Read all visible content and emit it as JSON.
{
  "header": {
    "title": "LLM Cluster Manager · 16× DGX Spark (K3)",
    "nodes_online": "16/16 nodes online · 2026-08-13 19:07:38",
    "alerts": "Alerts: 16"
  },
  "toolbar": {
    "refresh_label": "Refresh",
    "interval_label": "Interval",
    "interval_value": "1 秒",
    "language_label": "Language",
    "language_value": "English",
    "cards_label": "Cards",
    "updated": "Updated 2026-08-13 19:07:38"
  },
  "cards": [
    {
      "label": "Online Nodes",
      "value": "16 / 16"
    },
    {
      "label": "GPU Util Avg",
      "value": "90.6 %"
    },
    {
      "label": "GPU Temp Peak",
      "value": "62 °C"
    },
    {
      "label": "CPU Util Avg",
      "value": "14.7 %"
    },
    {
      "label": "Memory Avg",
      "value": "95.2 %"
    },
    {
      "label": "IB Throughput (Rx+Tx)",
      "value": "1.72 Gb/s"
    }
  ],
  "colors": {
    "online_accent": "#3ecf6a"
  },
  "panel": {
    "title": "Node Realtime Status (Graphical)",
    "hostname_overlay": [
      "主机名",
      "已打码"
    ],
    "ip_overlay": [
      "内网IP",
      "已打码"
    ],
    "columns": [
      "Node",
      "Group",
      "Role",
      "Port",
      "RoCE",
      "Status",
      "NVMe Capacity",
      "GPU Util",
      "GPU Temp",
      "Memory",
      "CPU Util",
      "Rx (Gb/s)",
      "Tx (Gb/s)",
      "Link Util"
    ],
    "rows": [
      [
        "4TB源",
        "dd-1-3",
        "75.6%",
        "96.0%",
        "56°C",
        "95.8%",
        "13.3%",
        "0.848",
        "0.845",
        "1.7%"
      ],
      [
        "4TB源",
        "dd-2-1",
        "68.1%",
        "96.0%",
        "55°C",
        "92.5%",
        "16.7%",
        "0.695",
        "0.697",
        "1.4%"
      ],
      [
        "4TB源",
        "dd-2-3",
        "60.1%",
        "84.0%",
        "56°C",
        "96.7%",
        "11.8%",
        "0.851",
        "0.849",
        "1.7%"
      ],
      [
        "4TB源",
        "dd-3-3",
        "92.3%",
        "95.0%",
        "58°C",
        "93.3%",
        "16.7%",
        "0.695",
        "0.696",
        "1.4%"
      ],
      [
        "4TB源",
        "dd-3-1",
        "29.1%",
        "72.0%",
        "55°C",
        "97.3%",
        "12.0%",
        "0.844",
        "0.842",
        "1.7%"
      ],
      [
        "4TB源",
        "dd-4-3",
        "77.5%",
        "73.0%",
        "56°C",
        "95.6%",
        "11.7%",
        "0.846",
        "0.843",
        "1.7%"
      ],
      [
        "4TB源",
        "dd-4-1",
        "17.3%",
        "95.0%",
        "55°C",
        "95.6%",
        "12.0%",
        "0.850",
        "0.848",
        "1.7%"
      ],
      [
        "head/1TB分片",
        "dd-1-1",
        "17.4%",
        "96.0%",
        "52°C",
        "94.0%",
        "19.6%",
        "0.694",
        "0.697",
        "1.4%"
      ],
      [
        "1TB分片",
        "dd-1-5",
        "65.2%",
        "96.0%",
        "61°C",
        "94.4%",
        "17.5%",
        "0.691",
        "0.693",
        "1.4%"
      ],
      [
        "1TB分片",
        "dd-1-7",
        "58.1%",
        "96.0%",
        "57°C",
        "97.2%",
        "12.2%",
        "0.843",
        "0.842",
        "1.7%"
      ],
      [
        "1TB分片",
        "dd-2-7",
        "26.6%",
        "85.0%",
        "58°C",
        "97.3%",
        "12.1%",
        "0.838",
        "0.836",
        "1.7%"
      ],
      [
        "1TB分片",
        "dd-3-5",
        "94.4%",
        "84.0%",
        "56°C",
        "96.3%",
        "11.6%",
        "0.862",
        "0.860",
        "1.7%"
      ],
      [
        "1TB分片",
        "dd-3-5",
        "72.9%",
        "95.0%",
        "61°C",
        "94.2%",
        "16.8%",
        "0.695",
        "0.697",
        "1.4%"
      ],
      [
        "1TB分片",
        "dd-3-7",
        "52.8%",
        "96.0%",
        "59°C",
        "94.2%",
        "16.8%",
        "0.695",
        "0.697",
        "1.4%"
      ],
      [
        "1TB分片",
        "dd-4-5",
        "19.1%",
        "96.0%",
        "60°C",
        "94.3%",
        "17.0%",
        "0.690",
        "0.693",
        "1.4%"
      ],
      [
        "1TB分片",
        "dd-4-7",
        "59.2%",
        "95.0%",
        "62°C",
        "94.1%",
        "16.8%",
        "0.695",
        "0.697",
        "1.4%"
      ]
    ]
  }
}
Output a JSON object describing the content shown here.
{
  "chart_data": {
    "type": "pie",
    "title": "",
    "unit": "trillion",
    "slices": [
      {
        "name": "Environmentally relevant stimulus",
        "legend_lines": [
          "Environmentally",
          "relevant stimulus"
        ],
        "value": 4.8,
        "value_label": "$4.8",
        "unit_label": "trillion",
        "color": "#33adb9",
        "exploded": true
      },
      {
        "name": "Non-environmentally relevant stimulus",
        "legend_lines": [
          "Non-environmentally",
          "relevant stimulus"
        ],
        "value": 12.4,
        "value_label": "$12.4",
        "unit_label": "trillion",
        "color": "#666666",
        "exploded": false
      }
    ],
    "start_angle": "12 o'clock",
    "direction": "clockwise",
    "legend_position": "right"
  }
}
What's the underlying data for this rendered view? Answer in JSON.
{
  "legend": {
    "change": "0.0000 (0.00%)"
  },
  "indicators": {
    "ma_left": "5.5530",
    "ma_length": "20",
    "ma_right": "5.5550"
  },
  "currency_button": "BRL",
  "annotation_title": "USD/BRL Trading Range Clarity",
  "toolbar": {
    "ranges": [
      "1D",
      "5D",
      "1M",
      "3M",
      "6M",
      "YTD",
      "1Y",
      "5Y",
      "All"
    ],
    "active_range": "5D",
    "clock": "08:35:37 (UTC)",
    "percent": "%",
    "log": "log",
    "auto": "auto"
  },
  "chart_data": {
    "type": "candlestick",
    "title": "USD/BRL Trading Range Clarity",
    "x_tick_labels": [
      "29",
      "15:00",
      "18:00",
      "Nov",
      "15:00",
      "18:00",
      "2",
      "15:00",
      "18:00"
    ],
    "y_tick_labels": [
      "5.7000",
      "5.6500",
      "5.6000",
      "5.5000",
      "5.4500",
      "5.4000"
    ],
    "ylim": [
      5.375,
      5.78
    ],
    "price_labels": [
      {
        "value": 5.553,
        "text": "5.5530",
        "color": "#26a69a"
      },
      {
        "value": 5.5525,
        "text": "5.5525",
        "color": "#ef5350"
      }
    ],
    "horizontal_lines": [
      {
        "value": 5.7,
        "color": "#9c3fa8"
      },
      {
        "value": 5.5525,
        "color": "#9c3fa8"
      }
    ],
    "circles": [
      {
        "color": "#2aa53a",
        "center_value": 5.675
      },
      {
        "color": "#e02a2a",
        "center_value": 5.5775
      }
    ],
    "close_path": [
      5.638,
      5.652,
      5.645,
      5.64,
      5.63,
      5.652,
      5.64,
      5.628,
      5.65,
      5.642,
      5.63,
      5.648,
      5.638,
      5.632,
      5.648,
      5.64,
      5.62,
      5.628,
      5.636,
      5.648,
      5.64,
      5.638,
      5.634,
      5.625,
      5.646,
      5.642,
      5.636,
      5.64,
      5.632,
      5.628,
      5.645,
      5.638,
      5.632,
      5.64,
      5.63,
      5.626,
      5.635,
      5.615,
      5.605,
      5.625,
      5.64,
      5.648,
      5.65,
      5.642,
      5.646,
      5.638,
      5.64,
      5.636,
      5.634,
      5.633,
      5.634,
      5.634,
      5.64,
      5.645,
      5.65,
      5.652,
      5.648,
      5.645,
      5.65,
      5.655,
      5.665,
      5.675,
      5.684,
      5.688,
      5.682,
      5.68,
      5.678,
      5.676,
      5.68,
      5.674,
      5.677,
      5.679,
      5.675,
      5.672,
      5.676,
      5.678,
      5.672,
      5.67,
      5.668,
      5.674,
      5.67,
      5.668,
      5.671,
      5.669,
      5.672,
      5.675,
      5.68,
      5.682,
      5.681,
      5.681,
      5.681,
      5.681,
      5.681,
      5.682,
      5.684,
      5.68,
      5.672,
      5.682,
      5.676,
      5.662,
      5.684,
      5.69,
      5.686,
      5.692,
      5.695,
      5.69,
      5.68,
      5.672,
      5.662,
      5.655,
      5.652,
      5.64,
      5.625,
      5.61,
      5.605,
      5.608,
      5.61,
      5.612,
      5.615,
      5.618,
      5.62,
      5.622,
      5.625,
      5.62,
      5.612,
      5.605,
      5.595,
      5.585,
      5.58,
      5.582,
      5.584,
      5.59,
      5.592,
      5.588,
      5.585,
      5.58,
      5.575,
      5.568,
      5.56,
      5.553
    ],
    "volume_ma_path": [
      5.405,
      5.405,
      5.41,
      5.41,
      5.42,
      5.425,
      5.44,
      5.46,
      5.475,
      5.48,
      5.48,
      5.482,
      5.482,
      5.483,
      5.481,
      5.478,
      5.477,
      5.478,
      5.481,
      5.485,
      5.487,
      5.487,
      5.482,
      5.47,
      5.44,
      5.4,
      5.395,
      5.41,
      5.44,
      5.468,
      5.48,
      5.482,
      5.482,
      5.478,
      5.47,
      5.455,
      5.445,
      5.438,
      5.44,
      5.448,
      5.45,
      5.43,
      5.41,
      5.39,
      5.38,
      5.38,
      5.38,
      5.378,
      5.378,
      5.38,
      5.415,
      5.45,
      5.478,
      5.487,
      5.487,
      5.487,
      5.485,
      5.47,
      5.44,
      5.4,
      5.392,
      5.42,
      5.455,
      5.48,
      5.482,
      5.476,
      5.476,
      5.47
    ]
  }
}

=======

* Requirements
Pull out all lines in the data above that include "stimulus".

* Solution
        "name": "Environmentally relevant stimulus",
          "relevant stimulus"
        "name": "Non-environmentally relevant stimulus",
          "relevant stimulus"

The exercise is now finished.